Written request –
Word for word, restate every line of the material.

Data lines –
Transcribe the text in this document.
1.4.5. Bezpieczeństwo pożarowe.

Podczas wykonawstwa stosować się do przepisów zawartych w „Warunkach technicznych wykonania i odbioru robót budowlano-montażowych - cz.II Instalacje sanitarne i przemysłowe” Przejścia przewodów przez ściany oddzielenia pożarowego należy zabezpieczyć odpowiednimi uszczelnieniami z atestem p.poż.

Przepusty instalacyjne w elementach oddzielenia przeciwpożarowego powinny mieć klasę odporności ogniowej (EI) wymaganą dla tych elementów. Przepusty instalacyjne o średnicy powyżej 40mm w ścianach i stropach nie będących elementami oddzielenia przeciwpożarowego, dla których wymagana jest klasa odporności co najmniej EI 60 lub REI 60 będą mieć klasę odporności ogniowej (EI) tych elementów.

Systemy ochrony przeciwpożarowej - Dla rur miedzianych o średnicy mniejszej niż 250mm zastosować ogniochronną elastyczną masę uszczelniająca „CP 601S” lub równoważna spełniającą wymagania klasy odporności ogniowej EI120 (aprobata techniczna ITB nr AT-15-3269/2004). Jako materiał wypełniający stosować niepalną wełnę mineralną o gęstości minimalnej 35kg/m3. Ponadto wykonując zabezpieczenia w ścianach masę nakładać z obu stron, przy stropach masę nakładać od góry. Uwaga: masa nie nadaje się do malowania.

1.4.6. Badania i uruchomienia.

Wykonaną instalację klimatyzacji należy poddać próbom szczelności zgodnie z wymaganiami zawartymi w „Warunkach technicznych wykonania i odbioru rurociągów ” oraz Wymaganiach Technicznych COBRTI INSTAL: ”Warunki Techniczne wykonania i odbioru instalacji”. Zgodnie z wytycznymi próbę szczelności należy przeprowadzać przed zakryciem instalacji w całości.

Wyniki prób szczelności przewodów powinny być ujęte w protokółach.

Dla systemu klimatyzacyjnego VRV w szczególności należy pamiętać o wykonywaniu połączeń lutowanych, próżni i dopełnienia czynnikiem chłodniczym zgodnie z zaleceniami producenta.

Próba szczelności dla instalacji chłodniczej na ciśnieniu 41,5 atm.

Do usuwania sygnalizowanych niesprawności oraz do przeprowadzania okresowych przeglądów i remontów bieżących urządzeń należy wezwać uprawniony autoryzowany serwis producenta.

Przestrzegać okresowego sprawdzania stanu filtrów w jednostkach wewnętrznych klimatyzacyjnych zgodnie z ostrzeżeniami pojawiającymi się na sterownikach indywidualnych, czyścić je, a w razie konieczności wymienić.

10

Correct result –
Transcribe the text in this document.
1.4.5. Bezpieczeństwo pożarowe.

Podczas wykonawstwa stosować się do przepisów zawartych w „Warunkach technicznych wykonania i odbioru robót budowlano-montażowych - cz.II Instalacje sanitarne i przemysłowe” Przejścia przewodów przez ściany oddzielenia pożarowego należy zabezpieczyć odpowiednimi uszczelnieniami z atestem p.poż.

Przepusty instalacyjne w elementach oddzielenia przeciwpożarowego powinny mieć klasę odporności ogniowej (EI) wymaganą dla tych elementów. Przepusty instalacyjne o średnicy powyżej 40mm w ścianach i stropach nie będących elementami oddzielenia przeciwpożarowego, dla których wymagana jest klasa odporności co najmniej EI 60 lub REI 60 będą mieć klasę odporności ogniowej (EI) tych elementów.

Systemy ochrony przeciwpożarowej - Dla rur miedzianych o średnicy mniejszej niż 250mm zastosować ogniochronną elastyczną masę uszczelniająca „CP 601S” lub równoważna spełniającą wymagania klasy odporności ogniowej EI120 (aprobata techniczna ITB nr AT-15-3269/2004). Jako materiał wypełniający stosować niepalną wełnę mineralną o gęstości minimalnej 35kg/m3. Ponadto wykonując zabezpieczenia w ścianach masę nakładać z obu stron, przy stropach masę nakładać od góry. Uwaga: masa nie nadaje się do malowania.

1.4.6. Badania i uruchomienia.

Wykonaną instalację klimatyzacji należy poddać próbom szczelności zgodnie z wymaganiami zawartymi w „Warunkach technicznych wykonania i odbioru rurociągów ” oraz Wymaganiach Technicznych COBRTI INSTAL: ”Warunki Techniczne wykonania i odbioru instalacji”. Zgodnie z wytycznymi próbę szczelności należy przeprowadzać przed zakryciem instalacji w całości.

Wyniki prób szczelności przewodów powinny być ujęte w protokółach.

Dla systemu klimatyzacyjnego VRV w szczególności należy pamiętać o wykonywaniu połączeń lutowanych, próżni i dopełnienia czynnikiem chłodniczym zgodnie z zaleceniami producenta.

Próba szczelności dla instalacji chłodniczej na ciśnieniu 41,5 atm.

Do usuwania sygnalizowanych niesprawności oraz do przeprowadzania okresowych przeglądów i remontów bieżących urządzeń należy wezwać uprawniony autoryzowany serwis producenta.

Przestrzegać okresowego sprawdzania stanu filtrów w jednostkach wewnętrznych klimatyzacyjnych zgodnie z ostrzeżeniami pojawiającymi się na sterownikach indywidualnych, czyścić je, a w razie konieczności wymienić.

10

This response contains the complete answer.